GOAL
Go through the entries below and copy each line containing the word "Cidades".

INPUT ROWS

++++++++++++++++++++

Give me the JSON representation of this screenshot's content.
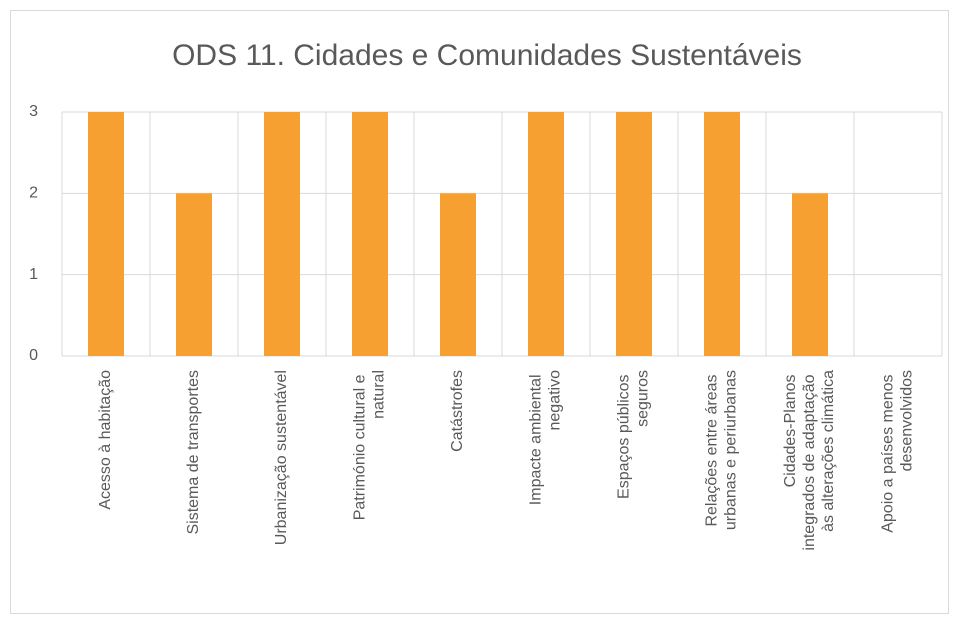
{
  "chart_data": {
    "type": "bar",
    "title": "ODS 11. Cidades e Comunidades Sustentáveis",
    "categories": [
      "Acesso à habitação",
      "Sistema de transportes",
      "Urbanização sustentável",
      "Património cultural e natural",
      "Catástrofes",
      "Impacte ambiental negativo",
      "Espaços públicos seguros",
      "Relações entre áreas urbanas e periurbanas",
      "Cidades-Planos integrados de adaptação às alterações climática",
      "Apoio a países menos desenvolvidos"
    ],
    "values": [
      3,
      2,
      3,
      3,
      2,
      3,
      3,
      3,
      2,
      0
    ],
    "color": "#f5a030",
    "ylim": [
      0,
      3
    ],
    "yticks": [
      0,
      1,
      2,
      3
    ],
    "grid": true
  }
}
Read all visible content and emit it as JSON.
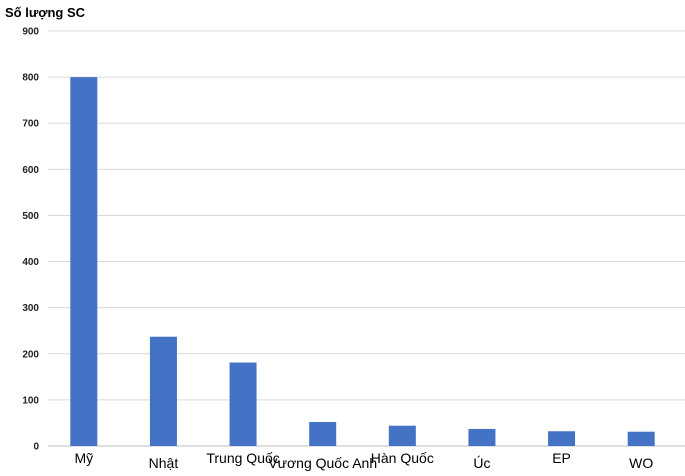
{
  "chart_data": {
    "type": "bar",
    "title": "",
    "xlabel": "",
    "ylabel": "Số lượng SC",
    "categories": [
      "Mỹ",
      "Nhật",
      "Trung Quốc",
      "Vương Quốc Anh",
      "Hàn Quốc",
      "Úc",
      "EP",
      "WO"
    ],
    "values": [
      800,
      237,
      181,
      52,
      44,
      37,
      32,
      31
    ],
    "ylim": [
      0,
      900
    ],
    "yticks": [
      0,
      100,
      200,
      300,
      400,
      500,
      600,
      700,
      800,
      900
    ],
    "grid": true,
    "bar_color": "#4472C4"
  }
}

++++++++++++++++++++

OUTPUT FOR THIS TASK
    "title": "ODS 11. Cidades e Comunidades Sustentáveis",
      "Cidades-Planos integrados de adaptação às alterações climática",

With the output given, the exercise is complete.